**Task details:**
Retype the entries exactly, keeping every line intact.

--- START ---

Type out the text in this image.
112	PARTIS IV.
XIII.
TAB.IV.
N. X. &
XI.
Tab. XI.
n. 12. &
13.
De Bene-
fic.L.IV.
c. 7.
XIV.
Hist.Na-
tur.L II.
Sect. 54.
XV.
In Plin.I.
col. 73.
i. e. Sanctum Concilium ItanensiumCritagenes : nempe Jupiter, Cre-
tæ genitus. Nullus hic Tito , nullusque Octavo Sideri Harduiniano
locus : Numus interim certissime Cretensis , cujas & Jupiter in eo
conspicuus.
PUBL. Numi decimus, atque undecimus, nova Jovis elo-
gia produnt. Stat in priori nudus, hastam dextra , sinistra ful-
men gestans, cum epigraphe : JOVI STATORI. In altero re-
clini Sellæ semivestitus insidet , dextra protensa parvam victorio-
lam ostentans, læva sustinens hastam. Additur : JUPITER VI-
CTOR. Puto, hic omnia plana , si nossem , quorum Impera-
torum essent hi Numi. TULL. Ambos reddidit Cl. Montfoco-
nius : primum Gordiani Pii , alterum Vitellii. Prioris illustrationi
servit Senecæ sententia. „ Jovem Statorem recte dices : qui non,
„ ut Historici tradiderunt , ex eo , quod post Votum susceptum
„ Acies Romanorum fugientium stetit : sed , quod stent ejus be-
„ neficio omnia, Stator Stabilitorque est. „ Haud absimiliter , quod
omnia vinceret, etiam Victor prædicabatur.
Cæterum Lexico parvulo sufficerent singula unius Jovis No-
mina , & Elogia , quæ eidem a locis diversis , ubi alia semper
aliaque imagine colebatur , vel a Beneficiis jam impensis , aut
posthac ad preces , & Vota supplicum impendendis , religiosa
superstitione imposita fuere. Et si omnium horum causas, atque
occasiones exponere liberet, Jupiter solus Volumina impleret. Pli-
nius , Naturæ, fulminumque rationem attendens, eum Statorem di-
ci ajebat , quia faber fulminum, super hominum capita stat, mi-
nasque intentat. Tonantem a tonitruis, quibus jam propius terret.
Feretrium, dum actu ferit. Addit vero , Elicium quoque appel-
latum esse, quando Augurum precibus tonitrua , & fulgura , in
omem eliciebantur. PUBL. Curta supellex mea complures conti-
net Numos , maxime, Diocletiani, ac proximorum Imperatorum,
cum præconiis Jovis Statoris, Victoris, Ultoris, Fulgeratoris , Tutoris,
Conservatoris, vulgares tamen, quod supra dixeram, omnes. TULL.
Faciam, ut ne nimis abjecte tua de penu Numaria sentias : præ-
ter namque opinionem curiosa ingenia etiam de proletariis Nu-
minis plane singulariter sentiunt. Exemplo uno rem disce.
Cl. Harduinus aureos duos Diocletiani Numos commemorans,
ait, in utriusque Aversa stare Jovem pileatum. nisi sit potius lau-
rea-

--- END ---

**Finished exercise:**
Type out the text in this image.
112	PARTIS IV.
XIII.
TAB.IV.
N. X. &
XI.
Tab. XI.
n. 12. &
13.
De Bene-
fic.L.IV.
c. 7.
XIV.
Hist.Na-
tur.L II.
Sect. 54.
XV.
In Plin.I.
col. 73.
i. e. Sanctum Concilium ItanensiumCritagenes : nempe Jupiter, Cre-
tæ genitus. Nullus hic Tito , nullusque Octavo Sideri Harduiniano
locus : Numus interim certissime Cretensis , cujas & Jupiter in eo
conspicuus.
PUBL. Numi decimus, atque undecimus, nova Jovis elo-
gia produnt. Stat in priori nudus, hastam dextra , sinistra ful-
men gestans, cum epigraphe : JOVI STATORI. In altero re-
clini Sellæ semivestitus insidet , dextra protensa parvam victorio-
lam ostentans, læva sustinens hastam. Additur : JUPITER VI-
CTOR. Puto, hic omnia plana , si nossem , quorum Impera-
torum essent hi Numi. TULL. Ambos reddidit Cl. Montfoco-
nius : primum Gordiani Pii , alterum Vitellii. Prioris illustrationi
servit Senecæ sententia. „ Jovem Statorem recte dices : qui non,
„ ut Historici tradiderunt , ex eo , quod post Votum susceptum
„ Acies Romanorum fugientium stetit : sed , quod stent ejus be-
„ neficio omnia, Stator Stabilitorque est. „ Haud absimiliter , quod
omnia vinceret, etiam Victor prædicabatur.
Cæterum Lexico parvulo sufficerent singula unius Jovis No-
mina , & Elogia , quæ eidem a locis diversis , ubi alia semper
aliaque imagine colebatur , vel a Beneficiis jam impensis , aut
posthac ad preces , & Vota supplicum impendendis , religiosa
superstitione imposita fuere. Et si omnium horum causas, atque
occasiones exponere liberet, Jupiter solus Volumina impleret. Pli-
nius , Naturæ, fulminumque rationem attendens, eum Statorem di-
ci ajebat , quia faber fulminum, super hominum capita stat, mi-
nasque intentat. Tonantem a tonitruis, quibus jam propius terret.
Feretrium, dum actu ferit. Addit vero , Elicium quoque appel-
latum esse, quando Augurum precibus tonitrua , & fulgura , in
omem eliciebantur. PUBL. Curta supellex mea complures conti-
net Numos , maxime, Diocletiani, ac proximorum Imperatorum,
cum præconiis Jovis Statoris, Victoris, Ultoris, Fulgeratoris , Tutoris,
Conservatoris, vulgares tamen, quod supra dixeram, omnes. TULL.
Faciam, ut ne nimis abjecte tua de penu Numaria sentias : præ-
ter namque opinionem curiosa ingenia etiam de proletariis Nu-
minis plane singulariter sentiunt. Exemplo uno rem disce.
Cl. Harduinus aureos duos Diocletiani Numos commemorans,
ait, in utriusque Aversa stare Jovem pileatum. nisi sit potius lau-
rea-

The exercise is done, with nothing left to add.